WHAT YOU NEED TO DO:
Please pick out every row below that contains the string "screenshot", matching case exactly, and copy each one in full.

INFORMATION SUPPLIED:
________________

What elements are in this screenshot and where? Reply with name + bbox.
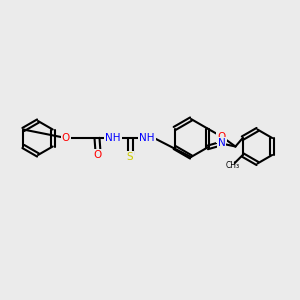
Text: O: O bbox=[217, 131, 226, 142]
Text: NH: NH bbox=[105, 133, 121, 143]
Text: N: N bbox=[218, 139, 225, 148]
Text: CH₃: CH₃ bbox=[226, 161, 240, 170]
Text: O: O bbox=[62, 133, 70, 143]
Text: S: S bbox=[127, 152, 133, 162]
Text: O: O bbox=[93, 150, 101, 160]
Text: NH: NH bbox=[139, 133, 155, 143]
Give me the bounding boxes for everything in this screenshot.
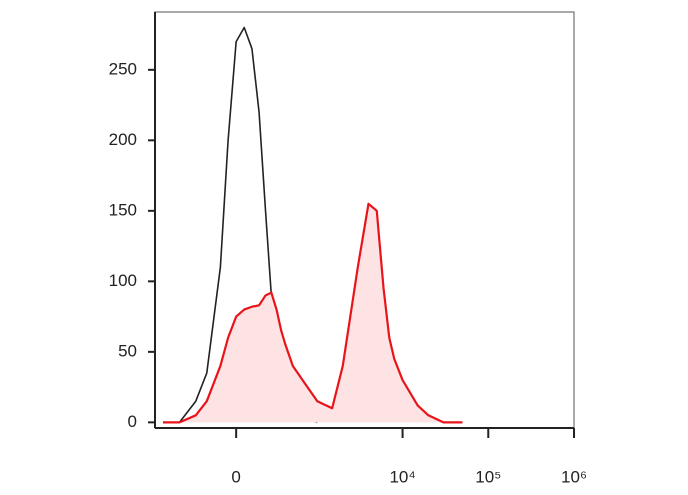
- histogram-area: [163, 203, 463, 423]
- y-tick-label: 0: [128, 412, 137, 431]
- x-tick-label: 0: [231, 467, 240, 486]
- y-tick-label: 50: [118, 341, 137, 360]
- y-tick-label: 250: [109, 59, 137, 78]
- x-tick-label: 10⁶: [561, 467, 587, 486]
- y-tick-label: 200: [109, 130, 137, 149]
- x-tick-label: 10⁴: [389, 467, 415, 486]
- histogram-line: [163, 202, 463, 424]
- x-tick-label: 10⁵: [475, 467, 501, 486]
- y-tick-label: 150: [109, 200, 137, 219]
- y-tick-label: 100: [109, 271, 137, 290]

________________

RESPONSE FOR THIS EXERCISE:
What elements are in this screenshot and where? Reply with name + bbox.
Give me the bounding boxes for everything in this screenshot.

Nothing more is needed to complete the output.